### EXERCISE DIRECTIONS
Copy each record exactly as it reads, leaving out any pictures it holds.

### DATA TO USE

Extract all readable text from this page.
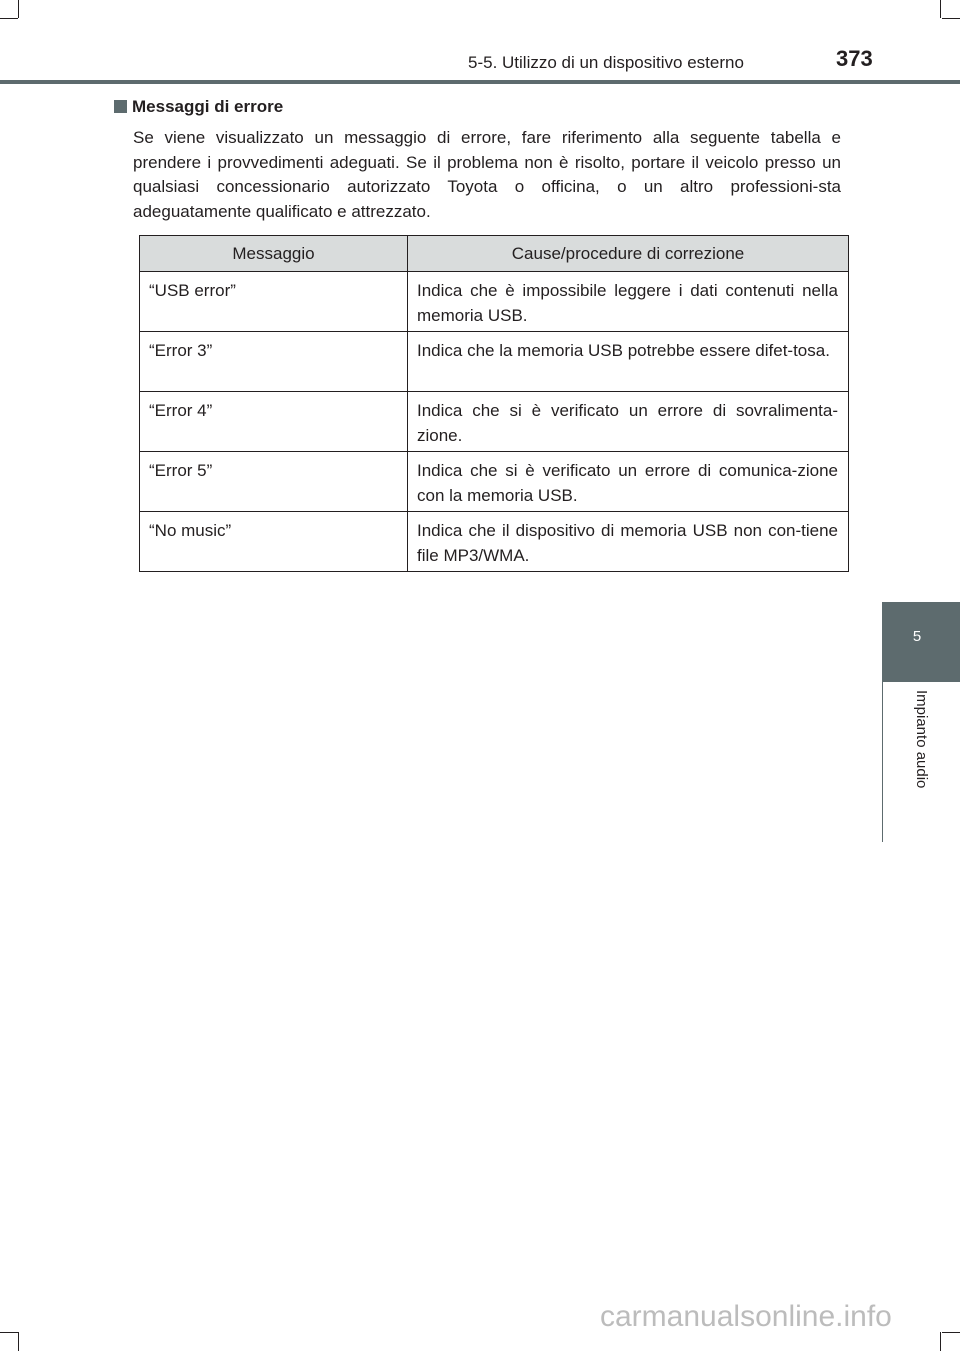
5-5. Utilizzo di un dispositivo esterno	373
5
Impianto audio
Messaggi di errore
Se viene visualizzato un messaggio di errore, fare riferimento alla seguente tabella e prendere i provvedimenti adeguati. Se il problema non è risolto, portare il veicolo presso un qualsiasi concessionario autorizzato Toyota o officina, o un altro professioni-sta adeguatamente qualificato e attrezzato.
Messaggio	Cause/procedure di correzione
“USB error”	Indica che è impossibile leggere i dati contenuti nella memoria USB.
“Error 3”	Indica che la memoria USB potrebbe essere difet-tosa.
“Error 4”	Indica che si è verificato un errore di sovralimenta-zione.
“Error 5”	Indica che si è verificato un errore di comunica-zione con la memoria USB.
“No music”	Indica che il dispositivo di memoria USB non con-tiene file MP3/WMA.
carmanualsonline.info
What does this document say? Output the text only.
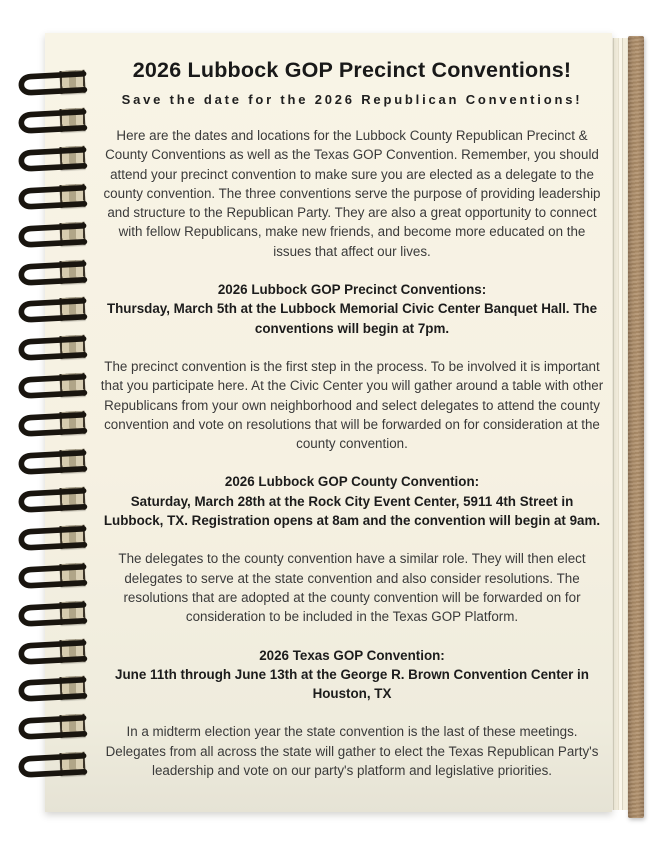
2026 Lubbock GOP Precinct Conventions!
Save the date for the 2026 Republican Conventions!

Here are the dates and locations for the Lubbock County Republican Precinct & County Conventions as well as the Texas GOP Convention. Remember, you should attend your precinct convention to make sure you are elected as a delegate to the county convention. The three conventions serve the purpose of providing leadership and structure to the Republican Party. They are also a great opportunity to connect with fellow Republicans, make new friends, and become more educated on the issues that affect our lives.

2026 Lubbock GOP Precinct Conventions:
Thursday, March 5th at the Lubbock Memorial Civic Center Banquet Hall. The conventions will begin at 7pm.

The precinct convention is the first step in the process. To be involved it is important that you participate here. At the Civic Center you will gather around a table with other Republicans from your own neighborhood and select delegates to attend the county convention and vote on resolutions that will be forwarded on for consideration at the county convention.

2026 Lubbock GOP County Convention:
Saturday, March 28th at the Rock City Event Center, 5911 4th Street in Lubbock, TX. Registration opens at 8am and the convention will begin at 9am.

The delegates to the county convention have a similar role. They will then elect delegates to serve at the state convention and also consider resolutions. The resolutions that are adopted at the county convention will be forwarded on for consideration to be included in the Texas GOP Platform.

2026 Texas GOP Convention:
June 11th through June 13th at the George R. Brown Convention Center in Houston, TX

In a midterm election year the state convention is the last of these meetings. Delegates from all across the state will gather to elect the Texas Republican Party's leadership and vote on our party's platform and legislative priorities.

### ANSWER FOR THIS EXERCISE
Extract all readable text from this page.
5-5. Utilizzo di un dispositivo esterno	373
5
Impianto audio
Messaggi di errore
Se viene visualizzato un messaggio di errore, fare riferimento alla seguente tabella e prendere i provvedimenti adeguati. Se il problema non è risolto, portare il veicolo presso un qualsiasi concessionario autorizzato Toyota o officina, o un altro professioni-sta adeguatamente qualificato e attrezzato.
Messaggio	Cause/procedure di correzione
“USB error”	Indica che è impossibile leggere i dati contenuti nella memoria USB.
“Error 3”	Indica che la memoria USB potrebbe essere difet-tosa.
“Error 4”	Indica che si è verificato un errore di sovralimenta-zione.
“Error 5”	Indica che si è verificato un errore di comunica-zione con la memoria USB.
“No music”	Indica che il dispositivo di memoria USB non con-tiene file MP3/WMA.
carmanualsonline.info
What does this document say? Output the text only.
2026 Lubbock GOP Precinct Conventions!
Save the date for the 2026 Republican Conventions!

Here are the dates and locations for the Lubbock County Republican Precinct & County Conventions as well as the Texas GOP Convention. Remember, you should attend your precinct convention to make sure you are elected as a delegate to the county convention. The three conventions serve the purpose of providing leadership and structure to the Republican Party. They are also a great opportunity to connect with fellow Republicans, make new friends, and become more educated on the issues that affect our lives.

2026 Lubbock GOP Precinct Conventions:
Thursday, March 5th at the Lubbock Memorial Civic Center Banquet Hall. The conventions will begin at 7pm.

The precinct convention is the first step in the process. To be involved it is important that you participate here. At the Civic Center you will gather around a table with other Republicans from your own neighborhood and select delegates to attend the county convention and vote on resolutions that will be forwarded on for consideration at the county convention.

2026 Lubbock GOP County Convention:
Saturday, March 28th at the Rock City Event Center, 5911 4th Street in Lubbock, TX. Registration opens at 8am and the convention will begin at 9am.

The delegates to the county convention have a similar role. They will then elect delegates to serve at the state convention and also consider resolutions. The resolutions that are adopted at the county convention will be forwarded on for consideration to be included in the Texas GOP Platform.

2026 Texas GOP Convention:
June 11th through June 13th at the George R. Brown Convention Center in Houston, TX

In a midterm election year the state convention is the last of these meetings. Delegates from all across the state will gather to elect the Texas Republican Party's leadership and vote on our party's platform and legislative priorities.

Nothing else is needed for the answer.